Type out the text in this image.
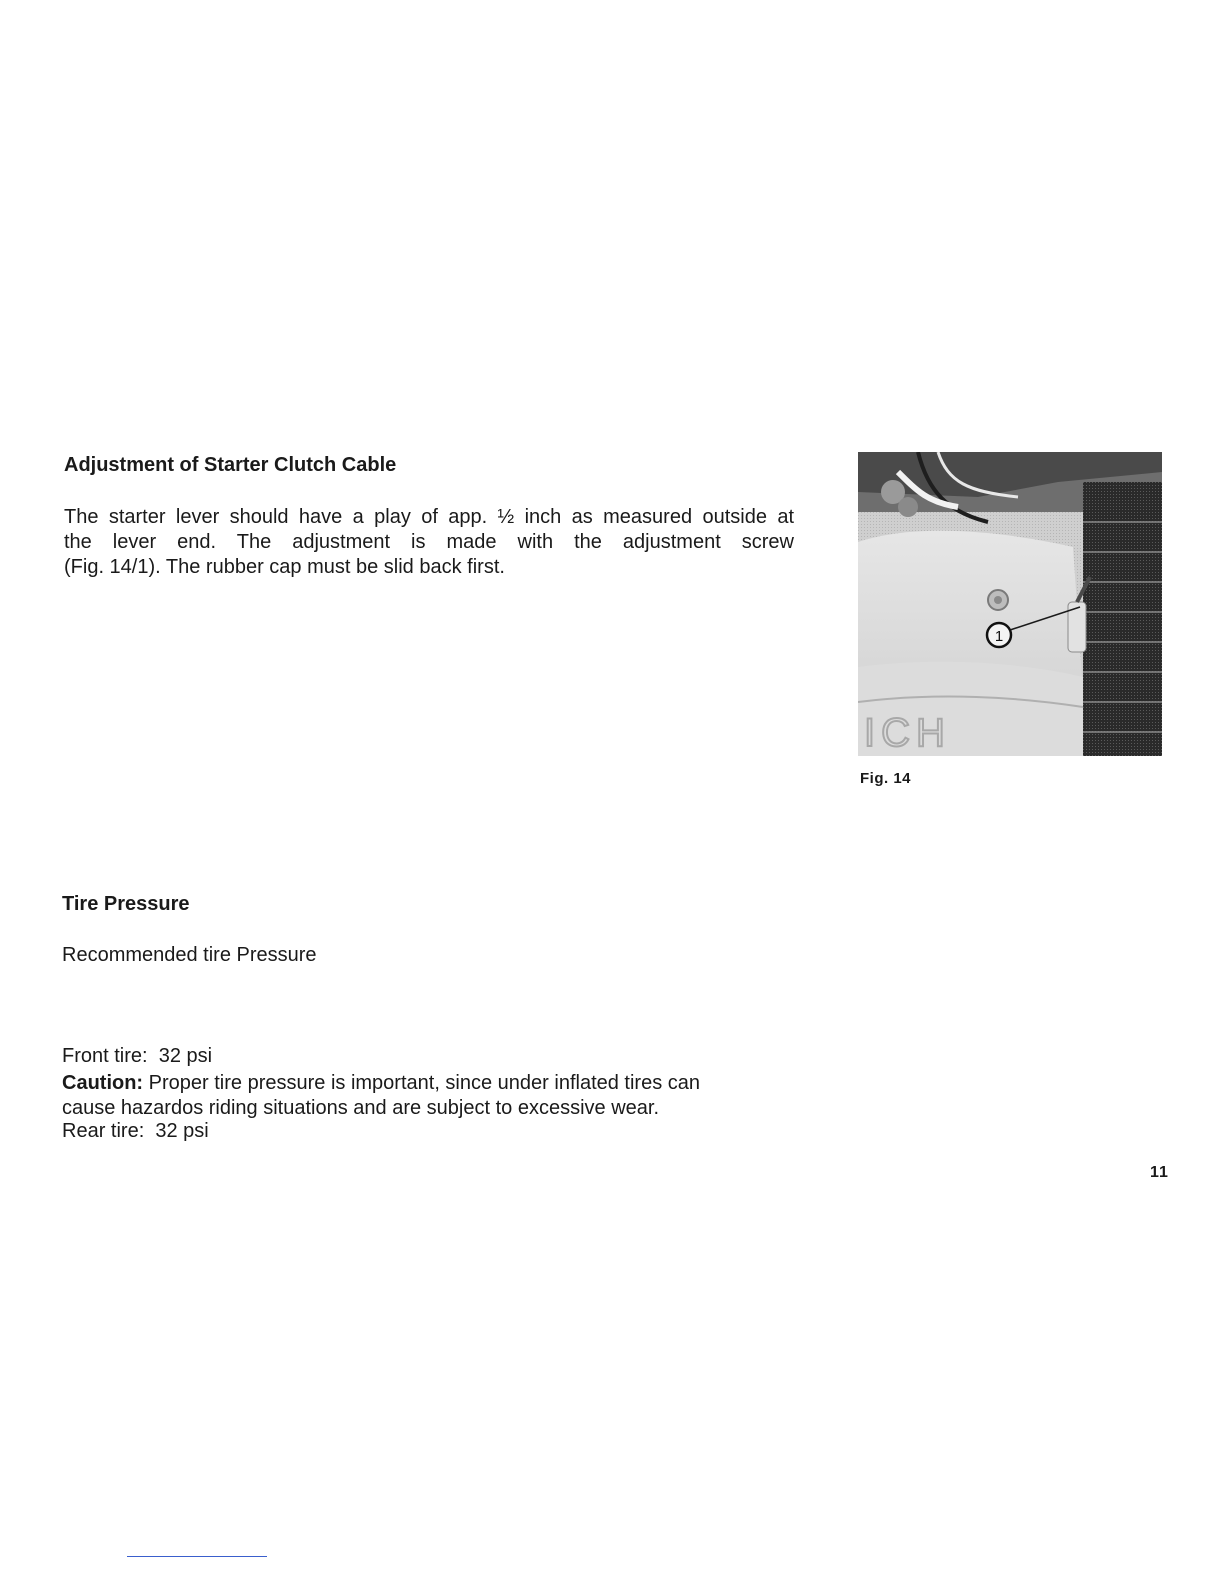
Adjustment of Starter Clutch Cable
The starter lever should have a play of app. ½ inch as measured outside at
the lever end. The adjustment is made with the adjustment screw
(Fig. 14/1). The rubber cap must be slid back first.
1
ICH
Fig. 14
Tire Pressure

Recommended tire Pressure

Front tire:  32 psi

Rear tire:  32 psi

Caution: Proper tire pressure is important, since under inflated tires can
cause hazardos riding situations and are subject to excessive wear.
11
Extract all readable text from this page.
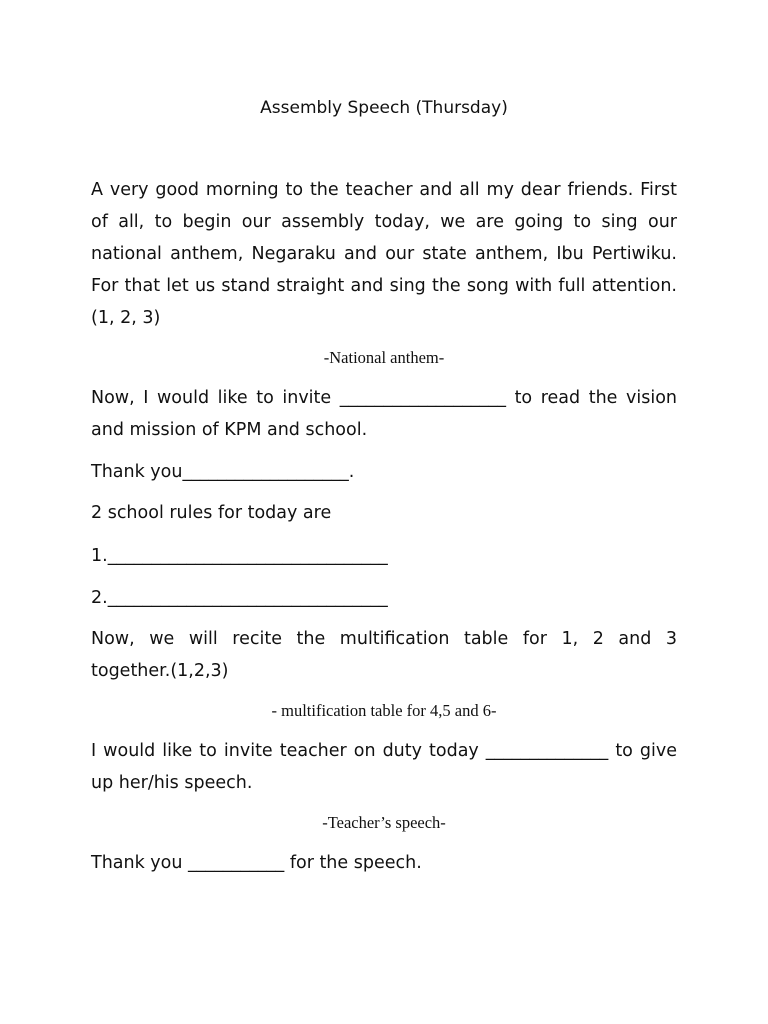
Assembly Speech (Thursday)
A very good morning to the teacher and all my dear friends. First
of all, to begin our assembly today, we are going to sing our
national anthem, Negaraku and our state anthem, Ibu Pertiwiku.
For that let us stand straight and sing the song with full attention.
(1, 2, 3)
-National anthem-
Now, I would like to invite ___________________ to read the vision
and mission of KPM and school.
Thank you___________________.
2 school rules for today are
1.________________________________
2.________________________________
Now, we will recite the multification table for 1, 2 and 3
together.(1,2,3)
- multification table for 4,5 and 6-
I would like to invite teacher on duty today ______________ to give
up her/his speech.
-Teacher’s speech-
Thank you ___________ for the speech.
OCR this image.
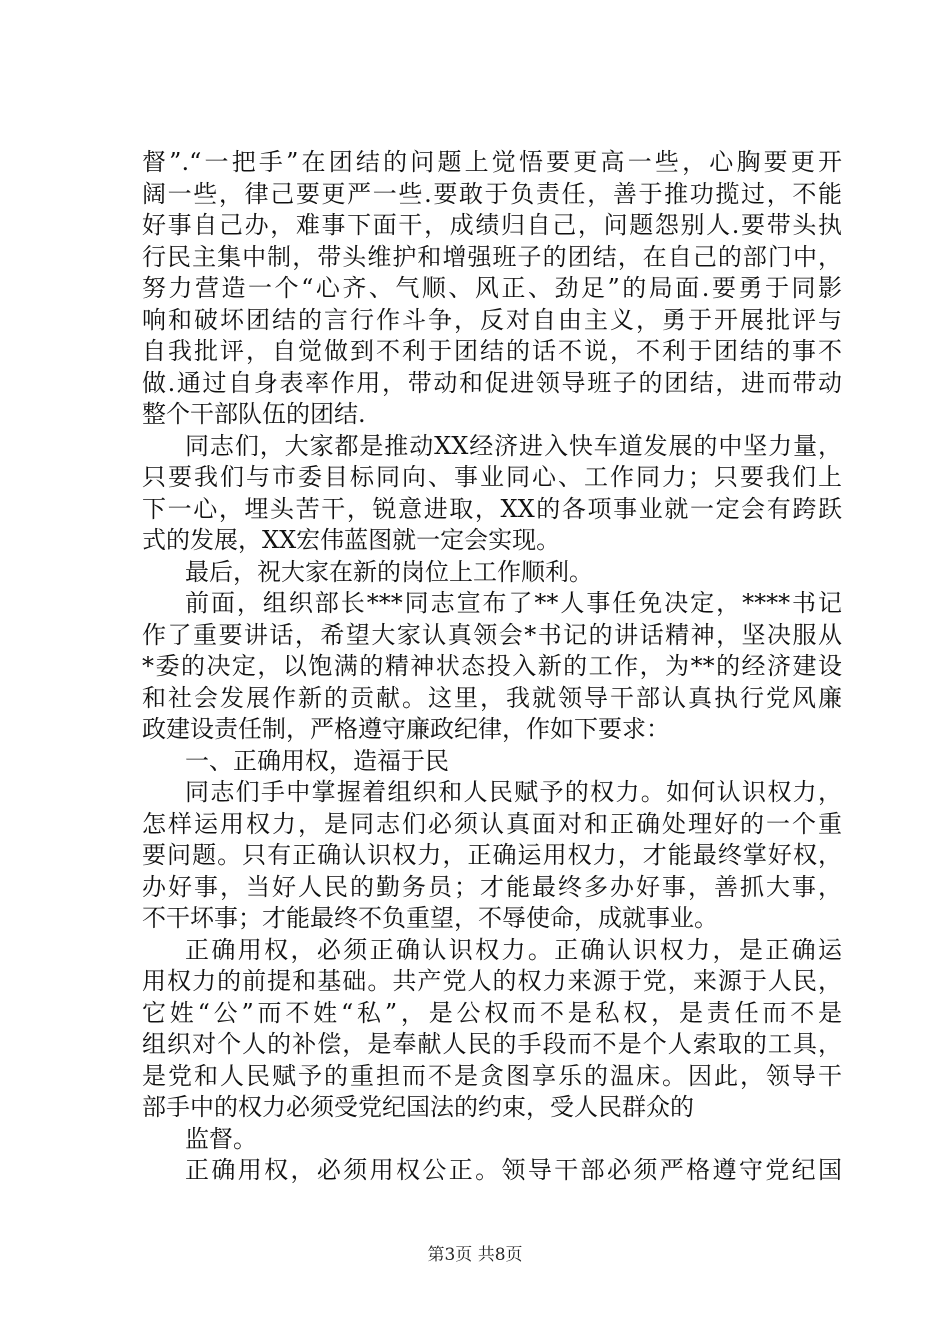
督”.“一把手”在团结的问题上觉悟要更高一些，心胸要更开
阔一些，律己要更严一些.要敢于负责任，善于推功揽过，不能
好事自己办，难事下面干，成绩归自己，问题怨别人.要带头执
行民主集中制，带头维护和增强班子的团结，在自己的部门中，
努力营造一个“心齐、气顺、风正、劲足”的局面.要勇于同影
响和破坏团结的言行作斗争，反对自由主义，勇于开展批评与
自我批评，自觉做到不利于团结的话不说，不利于团结的事不
做.通过自身表率作用，带动和促进领导班子的团结，进而带动
整个干部队伍的团结.
同志们，大家都是推动XX经济进入快车道发展的中坚力量，
只要我们与市委目标同向、事业同心、工作同力；只要我们上
下一心，埋头苦干，锐意进取，XX的各项事业就一定会有跨跃
式的发展，XX宏伟蓝图就一定会实现。
最后，祝大家在新的岗位上工作顺利。
前面，组织部长***同志宣布了**人事任免决定，****书记
作了重要讲话，希望大家认真领会*书记的讲话精神，坚决服从
*委的决定，以饱满的精神状态投入新的工作，为**的经济建设
和社会发展作新的贡献。这里，我就领导干部认真执行党风廉
政建设责任制，严格遵守廉政纪律，作如下要求：
一、正确用权，造福于民
同志们手中掌握着组织和人民赋予的权力。如何认识权力，
怎样运用权力，是同志们必须认真面对和正确处理好的一个重
要问题。只有正确认识权力，正确运用权力，才能最终掌好权，
办好事，当好人民的勤务员；才能最终多办好事，善抓大事，
不干坏事；才能最终不负重望，不辱使命，成就事业。
正确用权，必须正确认识权力。正确认识权力，是正确运
用权力的前提和基础。共产党人的权力来源于党，来源于人民，
它姓“公”而不姓“私”，是公权而不是私权，是责任而不是
组织对个人的补偿，是奉献人民的手段而不是个人索取的工具，
是党和人民赋予的重担而不是贪图享乐的温床。因此，领导干
部手中的权力必须受党纪国法的约束，受人民群众的
监督。
正确用权，必须用权公正。领导干部必须严格遵守党纪国
第3页 共8页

TASK TO CARRY OUT: From the material above, reproduce everything verbatim except the pictures.

OUTPUT FOR THIS TASK:
Type out the text in this image.
Adjustment of Starter Clutch Cable
The starter lever should have a play of app. ½ inch as measured outside at
the lever end. The adjustment is made with the adjustment screw
(Fig. 14/1). The rubber cap must be slid back first.
1
ICH
Fig. 14
Tire Pressure

Recommended tire Pressure

Front tire:  32 psi

Rear tire:  32 psi

Caution: Proper tire pressure is important, since under inflated tires can
cause hazardos riding situations and are subject to excessive wear.
11
Extract all readable text from this page.
Assembly Speech (Thursday)
A very good morning to the teacher and all my dear friends. First
of all, to begin our assembly today, we are going to sing our
national anthem, Negaraku and our state anthem, Ibu Pertiwiku.
For that let us stand straight and sing the song with full attention.
(1, 2, 3)
-National anthem-
Now, I would like to invite ___________________ to read the vision
and mission of KPM and school.
Thank you___________________.
2 school rules for today are
1.________________________________
2.________________________________
Now, we will recite the multification table for 1, 2 and 3
together.(1,2,3)
- multification table for 4,5 and 6-
I would like to invite teacher on duty today ______________ to give
up her/his speech.
-Teacher’s speech-
Thank you ___________ for the speech.
OCR this image.
督”.“一把手”在团结的问题上觉悟要更高一些，心胸要更开
阔一些，律己要更严一些.要敢于负责任，善于推功揽过，不能
好事自己办，难事下面干，成绩归自己，问题怨别人.要带头执
行民主集中制，带头维护和增强班子的团结，在自己的部门中，
努力营造一个“心齐、气顺、风正、劲足”的局面.要勇于同影
响和破坏团结的言行作斗争，反对自由主义，勇于开展批评与
自我批评，自觉做到不利于团结的话不说，不利于团结的事不
做.通过自身表率作用，带动和促进领导班子的团结，进而带动
整个干部队伍的团结.
同志们，大家都是推动XX经济进入快车道发展的中坚力量，
只要我们与市委目标同向、事业同心、工作同力；只要我们上
下一心，埋头苦干，锐意进取，XX的各项事业就一定会有跨跃
式的发展，XX宏伟蓝图就一定会实现。
最后，祝大家在新的岗位上工作顺利。
前面，组织部长***同志宣布了**人事任免决定，****书记
作了重要讲话，希望大家认真领会*书记的讲话精神，坚决服从
*委的决定，以饱满的精神状态投入新的工作，为**的经济建设
和社会发展作新的贡献。这里，我就领导干部认真执行党风廉
政建设责任制，严格遵守廉政纪律，作如下要求：
一、正确用权，造福于民
同志们手中掌握着组织和人民赋予的权力。如何认识权力，
怎样运用权力，是同志们必须认真面对和正确处理好的一个重
要问题。只有正确认识权力，正确运用权力，才能最终掌好权，
办好事，当好人民的勤务员；才能最终多办好事，善抓大事，
不干坏事；才能最终不负重望，不辱使命，成就事业。
正确用权，必须正确认识权力。正确认识权力，是正确运
用权力的前提和基础。共产党人的权力来源于党，来源于人民，
它姓“公”而不姓“私”，是公权而不是私权，是责任而不是
组织对个人的补偿，是奉献人民的手段而不是个人索取的工具，
是党和人民赋予的重担而不是贪图享乐的温床。因此，领导干
部手中的权力必须受党纪国法的约束，受人民群众的
监督。
正确用权，必须用权公正。领导干部必须严格遵守党纪国
第3页 共8页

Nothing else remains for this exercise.